Exercise
Retype each record below word for word. Leave the pictures out.

########################################

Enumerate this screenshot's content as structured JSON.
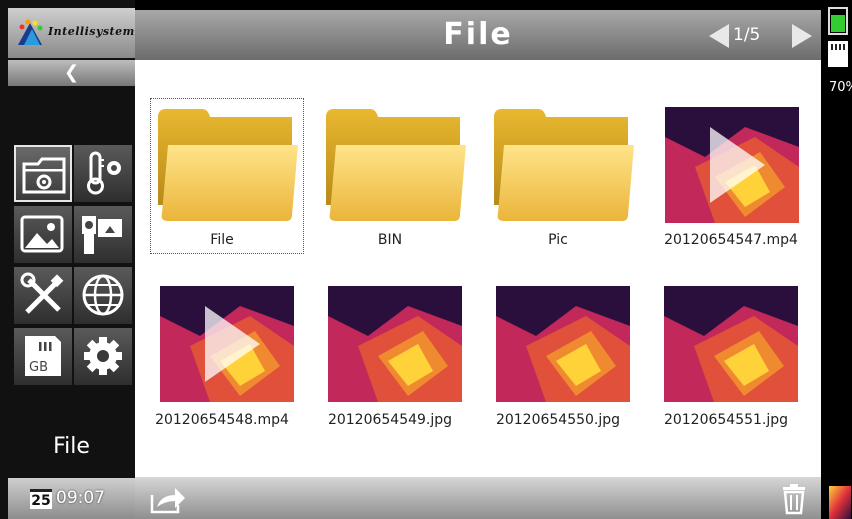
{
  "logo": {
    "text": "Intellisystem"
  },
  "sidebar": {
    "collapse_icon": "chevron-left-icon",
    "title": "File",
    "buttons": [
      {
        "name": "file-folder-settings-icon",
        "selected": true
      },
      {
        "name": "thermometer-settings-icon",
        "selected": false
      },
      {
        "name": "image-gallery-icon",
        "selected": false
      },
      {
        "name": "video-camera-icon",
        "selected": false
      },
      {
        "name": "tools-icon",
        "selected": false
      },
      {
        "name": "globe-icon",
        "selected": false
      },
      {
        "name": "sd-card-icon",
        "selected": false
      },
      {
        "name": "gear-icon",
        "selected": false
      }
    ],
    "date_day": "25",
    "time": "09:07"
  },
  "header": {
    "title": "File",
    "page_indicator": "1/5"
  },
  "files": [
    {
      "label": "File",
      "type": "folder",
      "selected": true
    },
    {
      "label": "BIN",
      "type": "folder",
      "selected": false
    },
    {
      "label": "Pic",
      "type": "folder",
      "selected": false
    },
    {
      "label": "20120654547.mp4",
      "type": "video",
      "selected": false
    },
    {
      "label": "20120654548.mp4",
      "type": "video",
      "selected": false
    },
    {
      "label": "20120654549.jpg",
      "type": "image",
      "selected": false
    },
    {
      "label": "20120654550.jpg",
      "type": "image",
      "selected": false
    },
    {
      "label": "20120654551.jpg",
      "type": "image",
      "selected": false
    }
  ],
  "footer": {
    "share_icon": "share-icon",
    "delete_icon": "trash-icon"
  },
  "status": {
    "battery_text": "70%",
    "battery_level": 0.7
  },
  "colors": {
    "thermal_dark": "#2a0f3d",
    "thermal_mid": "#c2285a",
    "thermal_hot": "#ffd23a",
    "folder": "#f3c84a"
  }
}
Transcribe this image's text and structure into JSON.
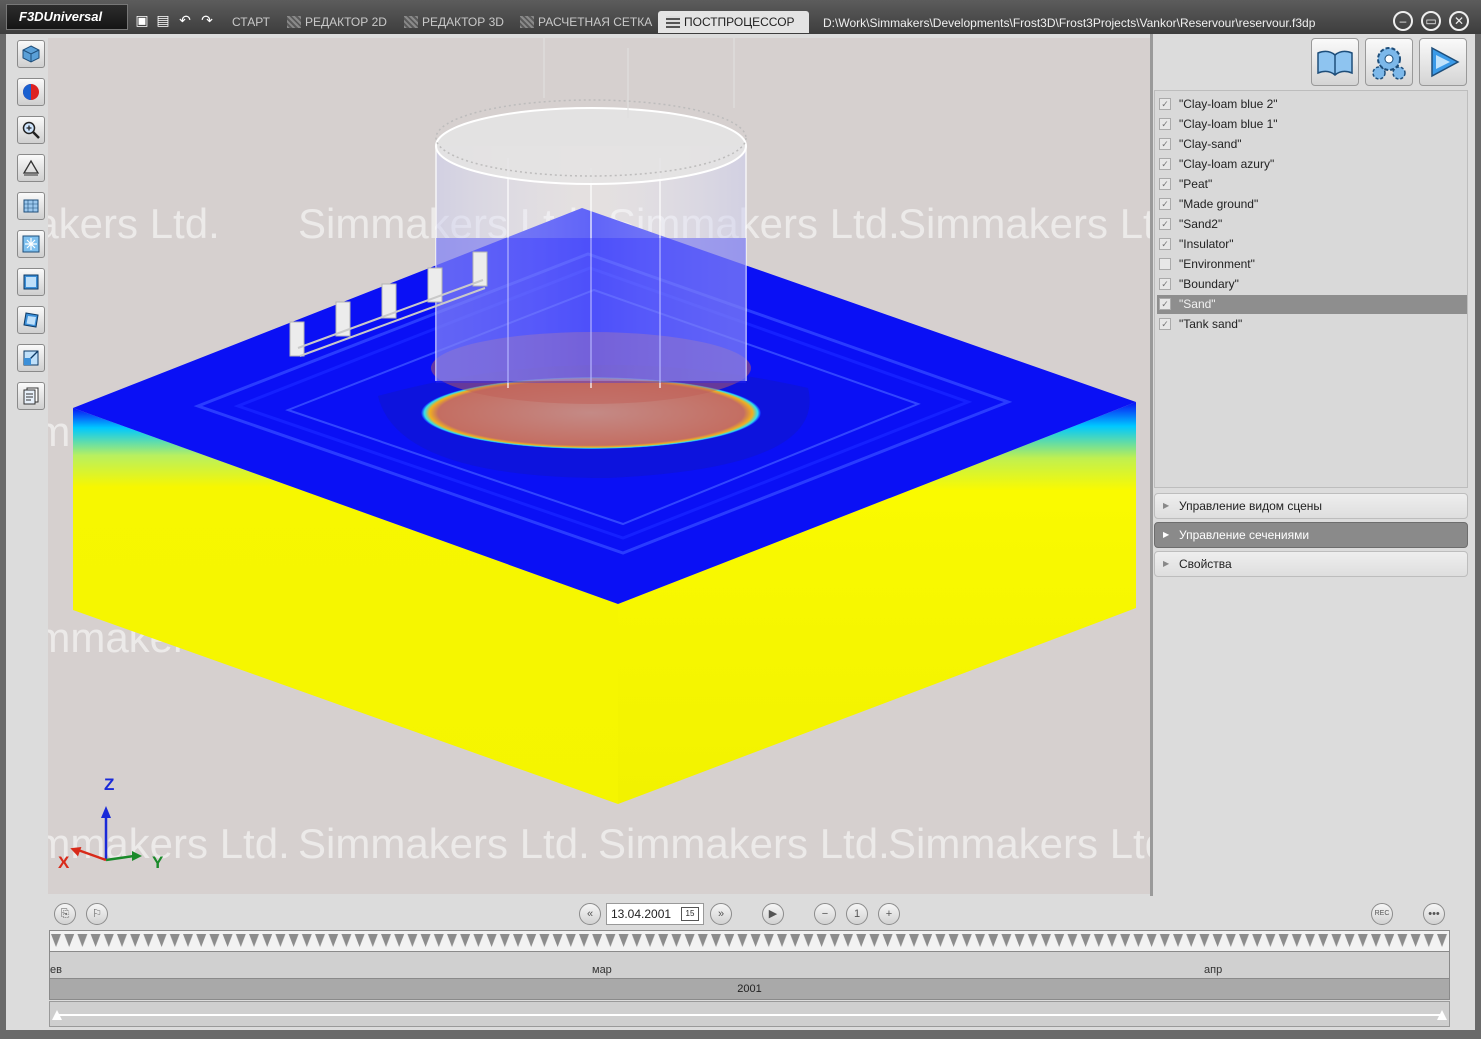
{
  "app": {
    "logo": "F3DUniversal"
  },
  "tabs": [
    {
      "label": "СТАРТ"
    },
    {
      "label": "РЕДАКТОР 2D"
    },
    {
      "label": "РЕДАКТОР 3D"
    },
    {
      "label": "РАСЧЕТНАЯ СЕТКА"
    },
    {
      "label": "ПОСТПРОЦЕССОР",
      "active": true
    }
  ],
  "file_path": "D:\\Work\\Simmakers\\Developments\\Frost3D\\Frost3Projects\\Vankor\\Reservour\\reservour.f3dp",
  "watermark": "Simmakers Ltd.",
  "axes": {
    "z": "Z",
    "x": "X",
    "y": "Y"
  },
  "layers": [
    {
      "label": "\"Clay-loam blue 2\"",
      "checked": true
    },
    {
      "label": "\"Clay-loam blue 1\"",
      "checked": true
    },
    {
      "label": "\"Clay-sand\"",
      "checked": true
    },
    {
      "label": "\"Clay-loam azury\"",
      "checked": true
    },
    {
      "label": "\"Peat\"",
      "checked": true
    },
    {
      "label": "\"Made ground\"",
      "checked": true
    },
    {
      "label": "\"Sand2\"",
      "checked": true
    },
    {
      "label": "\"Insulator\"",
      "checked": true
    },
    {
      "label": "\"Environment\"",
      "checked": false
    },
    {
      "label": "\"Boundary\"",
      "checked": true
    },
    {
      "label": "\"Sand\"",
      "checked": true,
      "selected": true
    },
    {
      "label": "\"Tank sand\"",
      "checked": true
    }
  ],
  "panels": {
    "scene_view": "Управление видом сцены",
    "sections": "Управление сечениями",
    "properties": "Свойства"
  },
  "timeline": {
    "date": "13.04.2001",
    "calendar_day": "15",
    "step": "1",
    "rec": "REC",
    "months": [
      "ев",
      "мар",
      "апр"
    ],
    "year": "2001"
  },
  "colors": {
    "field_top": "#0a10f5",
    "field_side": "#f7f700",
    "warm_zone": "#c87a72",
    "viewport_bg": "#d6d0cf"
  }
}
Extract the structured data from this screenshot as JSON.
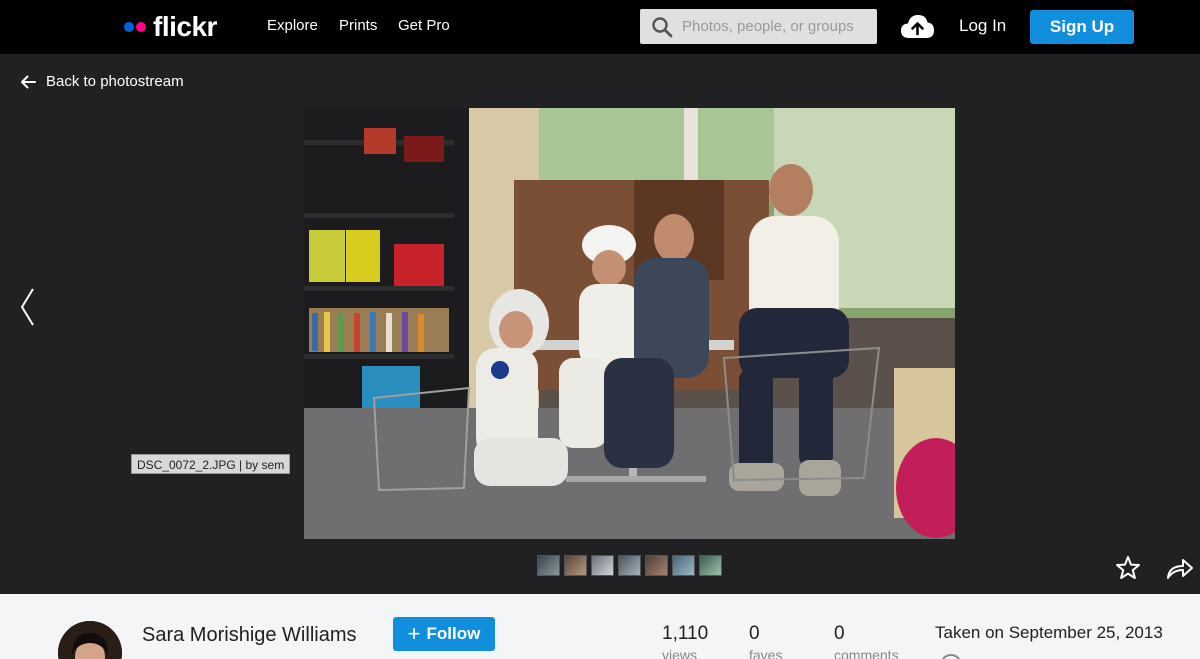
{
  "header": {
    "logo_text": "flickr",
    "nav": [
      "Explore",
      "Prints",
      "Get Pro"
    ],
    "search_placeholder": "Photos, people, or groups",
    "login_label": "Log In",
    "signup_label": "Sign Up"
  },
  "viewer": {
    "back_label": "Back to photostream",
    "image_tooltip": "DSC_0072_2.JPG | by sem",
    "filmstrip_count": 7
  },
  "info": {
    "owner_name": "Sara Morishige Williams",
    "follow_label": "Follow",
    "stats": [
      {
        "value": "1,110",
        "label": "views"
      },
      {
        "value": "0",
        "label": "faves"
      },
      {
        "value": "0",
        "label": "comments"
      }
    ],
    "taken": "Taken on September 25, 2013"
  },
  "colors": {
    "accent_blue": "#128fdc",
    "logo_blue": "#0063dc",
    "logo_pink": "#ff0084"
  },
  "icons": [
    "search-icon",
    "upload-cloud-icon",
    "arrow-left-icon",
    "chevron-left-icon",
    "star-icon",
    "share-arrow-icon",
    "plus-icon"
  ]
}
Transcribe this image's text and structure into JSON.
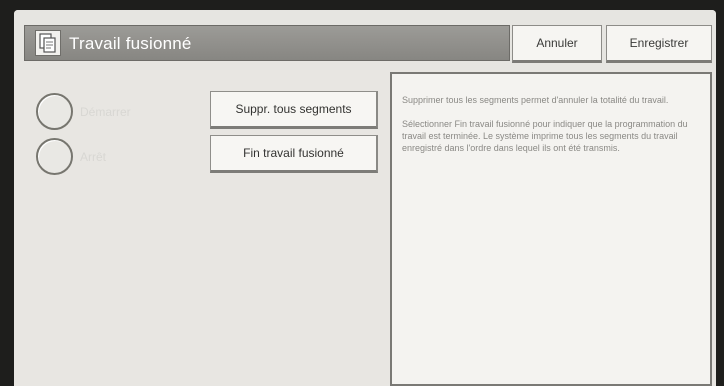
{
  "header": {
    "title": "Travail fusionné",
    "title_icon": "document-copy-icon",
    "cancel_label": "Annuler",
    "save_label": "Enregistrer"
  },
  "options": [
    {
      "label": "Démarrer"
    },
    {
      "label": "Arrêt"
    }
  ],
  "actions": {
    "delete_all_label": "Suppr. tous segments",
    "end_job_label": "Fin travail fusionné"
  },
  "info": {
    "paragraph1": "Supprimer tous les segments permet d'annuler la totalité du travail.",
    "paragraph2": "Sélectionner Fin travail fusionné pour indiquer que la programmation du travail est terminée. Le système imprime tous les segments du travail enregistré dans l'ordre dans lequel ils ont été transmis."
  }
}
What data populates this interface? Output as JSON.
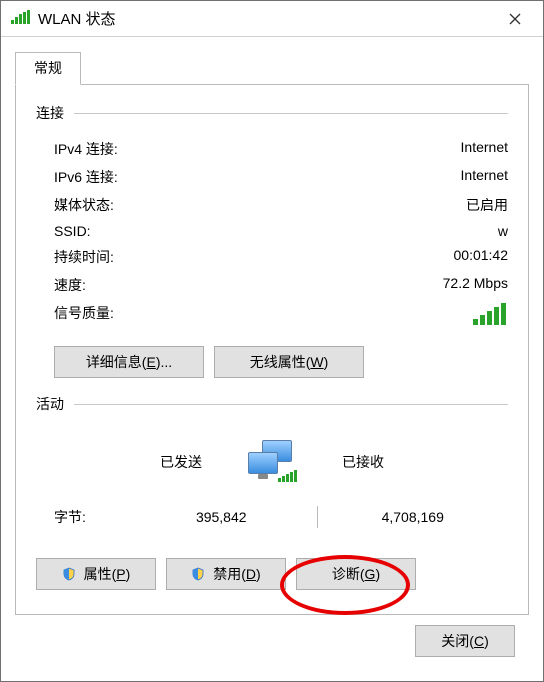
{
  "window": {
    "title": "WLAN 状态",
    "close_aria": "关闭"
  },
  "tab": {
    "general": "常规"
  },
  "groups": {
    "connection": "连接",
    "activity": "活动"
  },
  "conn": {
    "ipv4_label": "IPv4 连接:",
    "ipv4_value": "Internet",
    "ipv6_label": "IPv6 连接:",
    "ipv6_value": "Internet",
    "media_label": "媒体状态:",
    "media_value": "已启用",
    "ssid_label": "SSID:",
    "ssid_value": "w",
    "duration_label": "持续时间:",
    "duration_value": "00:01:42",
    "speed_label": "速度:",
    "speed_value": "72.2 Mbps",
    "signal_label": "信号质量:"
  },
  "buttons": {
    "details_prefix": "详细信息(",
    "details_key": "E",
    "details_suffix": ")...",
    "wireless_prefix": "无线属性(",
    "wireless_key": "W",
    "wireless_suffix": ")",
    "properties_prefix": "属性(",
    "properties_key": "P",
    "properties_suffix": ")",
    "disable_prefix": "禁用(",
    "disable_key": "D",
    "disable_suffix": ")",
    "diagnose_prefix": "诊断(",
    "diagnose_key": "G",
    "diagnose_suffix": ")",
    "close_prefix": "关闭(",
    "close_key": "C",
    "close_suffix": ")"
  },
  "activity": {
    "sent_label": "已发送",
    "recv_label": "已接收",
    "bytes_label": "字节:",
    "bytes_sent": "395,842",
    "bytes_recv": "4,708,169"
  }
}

########################################

Task result
Enumerate this screenshot's content as structured JSON.
{
  "logo": {
    "text": "Intellisystem"
  },
  "sidebar": {
    "collapse_icon": "chevron-left-icon",
    "title": "File",
    "buttons": [
      {
        "name": "file-folder-settings-icon",
        "selected": true
      },
      {
        "name": "thermometer-settings-icon",
        "selected": false
      },
      {
        "name": "image-gallery-icon",
        "selected": false
      },
      {
        "name": "video-camera-icon",
        "selected": false
      },
      {
        "name": "tools-icon",
        "selected": false
      },
      {
        "name": "globe-icon",
        "selected": false
      },
      {
        "name": "sd-card-icon",
        "selected": false
      },
      {
        "name": "gear-icon",
        "selected": false
      }
    ],
    "date_day": "25",
    "time": "09:07"
  },
  "header": {
    "title": "File",
    "page_indicator": "1/5"
  },
  "files": [
    {
      "label": "File",
      "type": "folder",
      "selected": true
    },
    {
      "label": "BIN",
      "type": "folder",
      "selected": false
    },
    {
      "label": "Pic",
      "type": "folder",
      "selected": false
    },
    {
      "label": "20120654547.mp4",
      "type": "video",
      "selected": false
    },
    {
      "label": "20120654548.mp4",
      "type": "video",
      "selected": false
    },
    {
      "label": "20120654549.jpg",
      "type": "image",
      "selected": false
    },
    {
      "label": "20120654550.jpg",
      "type": "image",
      "selected": false
    },
    {
      "label": "20120654551.jpg",
      "type": "image",
      "selected": false
    }
  ],
  "footer": {
    "share_icon": "share-icon",
    "delete_icon": "trash-icon"
  },
  "status": {
    "battery_text": "70%",
    "battery_level": 0.7
  },
  "colors": {
    "thermal_dark": "#2a0f3d",
    "thermal_mid": "#c2285a",
    "thermal_hot": "#ffd23a",
    "folder": "#f3c84a"
  }
}
Transcribe this image's text and structure into JSON.
{
  "app": {
    "logo": "F3DUniversal"
  },
  "tabs": [
    {
      "label": "СТАРТ"
    },
    {
      "label": "РЕДАКТОР 2D"
    },
    {
      "label": "РЕДАКТОР 3D"
    },
    {
      "label": "РАСЧЕТНАЯ СЕТКА"
    },
    {
      "label": "ПОСТПРОЦЕССОР",
      "active": true
    }
  ],
  "file_path": "D:\\Work\\Simmakers\\Developments\\Frost3D\\Frost3Projects\\Vankor\\Reservour\\reservour.f3dp",
  "watermark": "Simmakers Ltd.",
  "axes": {
    "z": "Z",
    "x": "X",
    "y": "Y"
  },
  "layers": [
    {
      "label": "\"Clay-loam blue 2\"",
      "checked": true
    },
    {
      "label": "\"Clay-loam blue 1\"",
      "checked": true
    },
    {
      "label": "\"Clay-sand\"",
      "checked": true
    },
    {
      "label": "\"Clay-loam azury\"",
      "checked": true
    },
    {
      "label": "\"Peat\"",
      "checked": true
    },
    {
      "label": "\"Made ground\"",
      "checked": true
    },
    {
      "label": "\"Sand2\"",
      "checked": true
    },
    {
      "label": "\"Insulator\"",
      "checked": true
    },
    {
      "label": "\"Environment\"",
      "checked": false
    },
    {
      "label": "\"Boundary\"",
      "checked": true
    },
    {
      "label": "\"Sand\"",
      "checked": true,
      "selected": true
    },
    {
      "label": "\"Tank sand\"",
      "checked": true
    }
  ],
  "panels": {
    "scene_view": "Управление видом сцены",
    "sections": "Управление сечениями",
    "properties": "Свойства"
  },
  "timeline": {
    "date": "13.04.2001",
    "calendar_day": "15",
    "step": "1",
    "rec": "REC",
    "months": [
      "ев",
      "мар",
      "апр"
    ],
    "year": "2001"
  },
  "colors": {
    "field_top": "#0a10f5",
    "field_side": "#f7f700",
    "warm_zone": "#c87a72",
    "viewport_bg": "#d6d0cf"
  }
}
Extract the structured data from this screenshot as JSON.
{
  "header": {
    "logo_text": "flickr",
    "nav": [
      "Explore",
      "Prints",
      "Get Pro"
    ],
    "search_placeholder": "Photos, people, or groups",
    "login_label": "Log In",
    "signup_label": "Sign Up"
  },
  "viewer": {
    "back_label": "Back to photostream",
    "image_tooltip": "DSC_0072_2.JPG | by sem",
    "filmstrip_count": 7
  },
  "info": {
    "owner_name": "Sara Morishige Williams",
    "follow_label": "Follow",
    "stats": [
      {
        "value": "1,110",
        "label": "views"
      },
      {
        "value": "0",
        "label": "faves"
      },
      {
        "value": "0",
        "label": "comments"
      }
    ],
    "taken": "Taken on September 25, 2013"
  },
  "colors": {
    "accent_blue": "#128fdc",
    "logo_blue": "#0063dc",
    "logo_pink": "#ff0084"
  },
  "icons": [
    "search-icon",
    "upload-cloud-icon",
    "arrow-left-icon",
    "chevron-left-icon",
    "star-icon",
    "share-arrow-icon",
    "plus-icon"
  ]
}
Transcribe this image's text and structure into JSON.
{
  "header": {
    "title": "Travail fusionné",
    "title_icon": "document-copy-icon",
    "cancel_label": "Annuler",
    "save_label": "Enregistrer"
  },
  "options": [
    {
      "label": "Démarrer"
    },
    {
      "label": "Arrêt"
    }
  ],
  "actions": {
    "delete_all_label": "Suppr. tous segments",
    "end_job_label": "Fin travail fusionné"
  },
  "info": {
    "paragraph1": "Supprimer tous les segments permet d'annuler la totalité du travail.",
    "paragraph2": "Sélectionner Fin travail fusionné pour indiquer que la programmation du travail est terminée. Le système imprime tous les segments du travail enregistré dans l'ordre dans lequel ils ont été transmis."
  }
}
What data populates this interface? Output as JSON.
{
  "window": {
    "title": "WLAN 状态",
    "close_aria": "关闭"
  },
  "tab": {
    "general": "常规"
  },
  "groups": {
    "connection": "连接",
    "activity": "活动"
  },
  "conn": {
    "ipv4_label": "IPv4 连接:",
    "ipv4_value": "Internet",
    "ipv6_label": "IPv6 连接:",
    "ipv6_value": "Internet",
    "media_label": "媒体状态:",
    "media_value": "已启用",
    "ssid_label": "SSID:",
    "ssid_value": "w",
    "duration_label": "持续时间:",
    "duration_value": "00:01:42",
    "speed_label": "速度:",
    "speed_value": "72.2 Mbps",
    "signal_label": "信号质量:"
  },
  "buttons": {
    "details_prefix": "详细信息(",
    "details_key": "E",
    "details_suffix": ")...",
    "wireless_prefix": "无线属性(",
    "wireless_key": "W",
    "wireless_suffix": ")",
    "properties_prefix": "属性(",
    "properties_key": "P",
    "properties_suffix": ")",
    "disable_prefix": "禁用(",
    "disable_key": "D",
    "disable_suffix": ")",
    "diagnose_prefix": "诊断(",
    "diagnose_key": "G",
    "diagnose_suffix": ")",
    "close_prefix": "关闭(",
    "close_key": "C",
    "close_suffix": ")"
  },
  "activity": {
    "sent_label": "已发送",
    "recv_label": "已接收",
    "bytes_label": "字节:",
    "bytes_sent": "395,842",
    "bytes_recv": "4,708,169"
  }
}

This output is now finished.